Instruction = Make an exact copy of the entries, and keep any pictures out of it.

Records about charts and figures
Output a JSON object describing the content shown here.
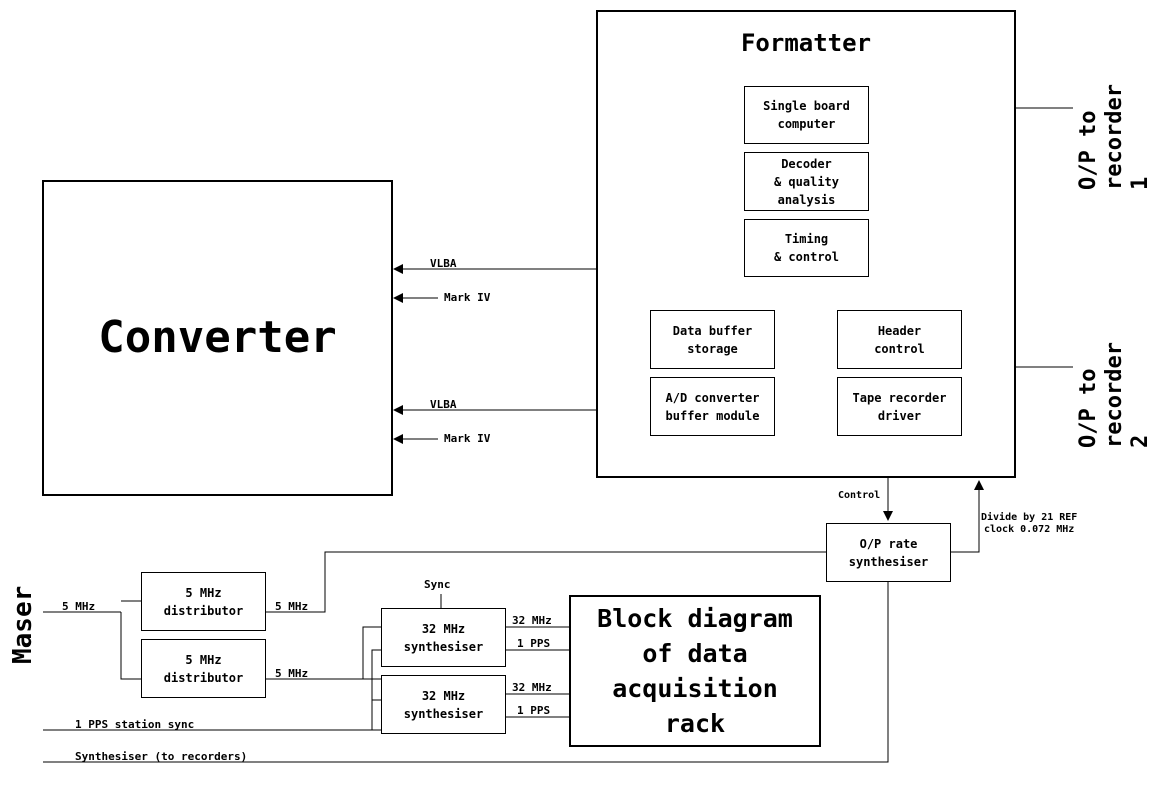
{
  "boxes": {
    "converter": "Converter",
    "formatter": "Formatter",
    "single_board": "Single board\ncomputer",
    "decoder": "Decoder\n& quality\nanalysis",
    "timing": "Timing\n& control",
    "data_buffer": "Data buffer\nstorage",
    "ad_converter": "A/D converter\nbuffer module",
    "header": "Header\ncontrol",
    "tape_driver": "Tape recorder\ndriver",
    "op_rate": "O/P rate\nsynthesiser",
    "dist1": "5 MHz\ndistributor",
    "dist2": "5 MHz\ndistributor",
    "synth1": "32 MHz\nsynthesiser",
    "synth2": "32 MHz\nsynthesiser",
    "block_title": "Block diagram\nof data\nacquisition\nrack"
  },
  "labels": {
    "vlba_top": "VLBA",
    "mark4_top": "Mark IV",
    "vlba_bottom": "VLBA",
    "mark4_bottom": "Mark IV",
    "control": "Control",
    "divide": "Divide by 21 REF\nclock 0.072 MHz",
    "op_rec1": "O/P to\nrecorder 1",
    "op_rec2": "O/P to\nrecorder 2",
    "maser": "Maser",
    "in_5mhz": "5 MHz",
    "out_5mhz_1": "5 MHz",
    "out_5mhz_2": "5 MHz",
    "sync": "Sync",
    "s1_32": "32 MHz",
    "s1_pps": "1 PPS",
    "s2_32": "32 MHz",
    "s2_pps": "1 PPS",
    "pps_station": "1 PPS station sync",
    "synth_recorders": "Synthesiser (to recorders)"
  }
}
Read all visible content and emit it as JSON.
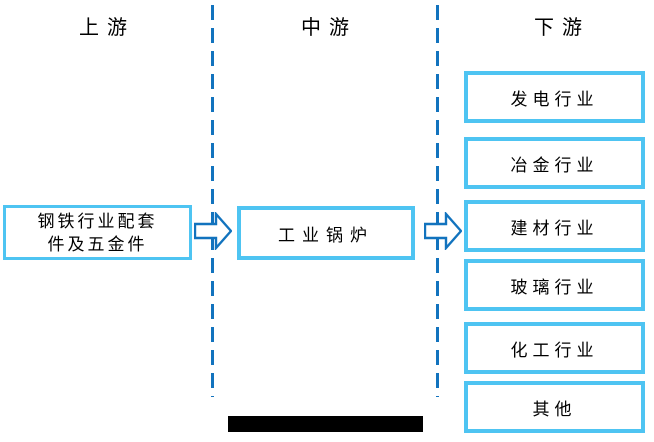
{
  "columns": {
    "upstream_label": "上游",
    "midstream_label": "中游",
    "downstream_label": "下游"
  },
  "upstream": {
    "box_line1": "钢铁行业配套",
    "box_line2": "件及五金件"
  },
  "midstream": {
    "box_label": "工业锅炉"
  },
  "downstream": {
    "boxes": [
      "发电行业",
      "冶金行业",
      "建材行业",
      "玻璃行业",
      "化工行业",
      "其他"
    ]
  },
  "colors": {
    "box_border": "#4EC4F2",
    "flow_blue": "#1273BE",
    "text": "#000000",
    "redaction_bar": "#000000"
  },
  "icons": {
    "arrow_upstream_to_midstream": "right-block-arrow-icon",
    "arrow_midstream_to_downstream": "right-block-arrow-icon"
  }
}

Output below =
Output a JSON object describing the content shown here.
{
  "boxes": {
    "converter": "Converter",
    "formatter": "Formatter",
    "single_board": "Single board\ncomputer",
    "decoder": "Decoder\n& quality\nanalysis",
    "timing": "Timing\n& control",
    "data_buffer": "Data buffer\nstorage",
    "ad_converter": "A/D converter\nbuffer module",
    "header": "Header\ncontrol",
    "tape_driver": "Tape recorder\ndriver",
    "op_rate": "O/P rate\nsynthesiser",
    "dist1": "5 MHz\ndistributor",
    "dist2": "5 MHz\ndistributor",
    "synth1": "32 MHz\nsynthesiser",
    "synth2": "32 MHz\nsynthesiser",
    "block_title": "Block diagram\nof data\nacquisition\nrack"
  },
  "labels": {
    "vlba_top": "VLBA",
    "mark4_top": "Mark IV",
    "vlba_bottom": "VLBA",
    "mark4_bottom": "Mark IV",
    "control": "Control",
    "divide": "Divide by 21 REF\nclock 0.072 MHz",
    "op_rec1": "O/P to\nrecorder 1",
    "op_rec2": "O/P to\nrecorder 2",
    "maser": "Maser",
    "in_5mhz": "5 MHz",
    "out_5mhz_1": "5 MHz",
    "out_5mhz_2": "5 MHz",
    "sync": "Sync",
    "s1_32": "32 MHz",
    "s1_pps": "1 PPS",
    "s2_32": "32 MHz",
    "s2_pps": "1 PPS",
    "pps_station": "1 PPS station sync",
    "synth_recorders": "Synthesiser (to recorders)"
  }
}
Read all visible content and emit it as JSON.
{
  "columns": {
    "upstream_label": "上游",
    "midstream_label": "中游",
    "downstream_label": "下游"
  },
  "upstream": {
    "box_line1": "钢铁行业配套",
    "box_line2": "件及五金件"
  },
  "midstream": {
    "box_label": "工业锅炉"
  },
  "downstream": {
    "boxes": [
      "发电行业",
      "冶金行业",
      "建材行业",
      "玻璃行业",
      "化工行业",
      "其他"
    ]
  },
  "colors": {
    "box_border": "#4EC4F2",
    "flow_blue": "#1273BE",
    "text": "#000000",
    "redaction_bar": "#000000"
  },
  "icons": {
    "arrow_upstream_to_midstream": "right-block-arrow-icon",
    "arrow_midstream_to_downstream": "right-block-arrow-icon"
  }
}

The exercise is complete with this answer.